▸ **EXERCISE AIM**
Extract each line of the records below that contains the word "size".

---*---

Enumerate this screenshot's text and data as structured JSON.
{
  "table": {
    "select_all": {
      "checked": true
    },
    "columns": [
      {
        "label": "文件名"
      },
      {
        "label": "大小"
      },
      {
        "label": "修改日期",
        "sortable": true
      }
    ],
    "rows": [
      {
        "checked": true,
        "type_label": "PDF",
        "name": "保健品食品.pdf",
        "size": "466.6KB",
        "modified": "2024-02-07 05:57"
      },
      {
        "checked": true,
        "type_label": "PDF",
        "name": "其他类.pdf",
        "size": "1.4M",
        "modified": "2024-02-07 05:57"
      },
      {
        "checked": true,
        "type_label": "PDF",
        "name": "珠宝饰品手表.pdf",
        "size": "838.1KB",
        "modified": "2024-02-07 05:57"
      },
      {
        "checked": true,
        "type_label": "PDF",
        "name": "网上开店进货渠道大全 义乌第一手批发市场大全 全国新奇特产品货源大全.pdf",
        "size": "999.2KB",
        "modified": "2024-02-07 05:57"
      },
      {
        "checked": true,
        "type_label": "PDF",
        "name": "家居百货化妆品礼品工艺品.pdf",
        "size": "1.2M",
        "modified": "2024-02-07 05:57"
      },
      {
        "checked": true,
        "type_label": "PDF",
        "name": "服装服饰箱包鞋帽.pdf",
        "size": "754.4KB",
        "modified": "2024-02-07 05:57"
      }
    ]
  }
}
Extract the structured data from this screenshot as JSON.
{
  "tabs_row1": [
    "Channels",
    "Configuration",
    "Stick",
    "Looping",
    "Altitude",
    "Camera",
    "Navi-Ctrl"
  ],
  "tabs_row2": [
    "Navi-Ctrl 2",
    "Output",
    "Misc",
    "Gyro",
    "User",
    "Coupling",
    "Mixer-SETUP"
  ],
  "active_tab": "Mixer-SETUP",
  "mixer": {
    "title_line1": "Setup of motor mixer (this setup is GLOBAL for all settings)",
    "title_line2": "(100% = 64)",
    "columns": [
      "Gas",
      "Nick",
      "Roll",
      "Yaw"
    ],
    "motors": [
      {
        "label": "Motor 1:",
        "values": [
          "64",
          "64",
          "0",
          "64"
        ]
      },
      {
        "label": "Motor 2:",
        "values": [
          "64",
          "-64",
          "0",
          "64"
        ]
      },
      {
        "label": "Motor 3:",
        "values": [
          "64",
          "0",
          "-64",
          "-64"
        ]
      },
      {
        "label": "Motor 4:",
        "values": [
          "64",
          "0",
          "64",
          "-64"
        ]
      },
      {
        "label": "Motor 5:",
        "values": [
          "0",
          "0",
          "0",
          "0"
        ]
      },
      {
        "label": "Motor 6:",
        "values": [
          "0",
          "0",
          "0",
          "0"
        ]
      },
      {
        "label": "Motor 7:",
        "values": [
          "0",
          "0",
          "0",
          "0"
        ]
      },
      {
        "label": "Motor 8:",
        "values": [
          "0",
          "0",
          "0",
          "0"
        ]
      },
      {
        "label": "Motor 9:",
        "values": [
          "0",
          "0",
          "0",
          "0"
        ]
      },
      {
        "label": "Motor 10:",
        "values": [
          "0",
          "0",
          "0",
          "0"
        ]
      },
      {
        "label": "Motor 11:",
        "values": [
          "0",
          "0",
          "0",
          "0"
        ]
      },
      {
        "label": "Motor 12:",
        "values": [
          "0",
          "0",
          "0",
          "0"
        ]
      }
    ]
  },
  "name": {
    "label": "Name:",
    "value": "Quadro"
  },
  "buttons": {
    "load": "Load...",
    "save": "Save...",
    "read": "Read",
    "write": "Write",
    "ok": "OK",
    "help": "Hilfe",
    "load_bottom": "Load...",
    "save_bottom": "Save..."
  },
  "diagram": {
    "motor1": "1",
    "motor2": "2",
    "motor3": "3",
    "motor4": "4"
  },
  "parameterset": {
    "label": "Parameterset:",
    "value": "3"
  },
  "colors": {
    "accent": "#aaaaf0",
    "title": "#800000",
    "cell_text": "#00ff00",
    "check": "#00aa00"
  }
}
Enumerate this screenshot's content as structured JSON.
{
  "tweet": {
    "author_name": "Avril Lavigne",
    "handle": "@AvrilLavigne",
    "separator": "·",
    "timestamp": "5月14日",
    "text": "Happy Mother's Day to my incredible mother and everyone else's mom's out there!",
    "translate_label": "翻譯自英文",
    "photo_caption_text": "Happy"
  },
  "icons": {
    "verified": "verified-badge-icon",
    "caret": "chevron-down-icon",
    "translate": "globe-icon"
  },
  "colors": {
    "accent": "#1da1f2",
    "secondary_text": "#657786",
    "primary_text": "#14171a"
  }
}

---*---

▸ **TASK RESULT**
        "size": "466.6KB",
        "size": "1.4M",
        "size": "838.1KB",
        "size": "999.2KB",
        "size": "1.2M",
        "size": "754.4KB",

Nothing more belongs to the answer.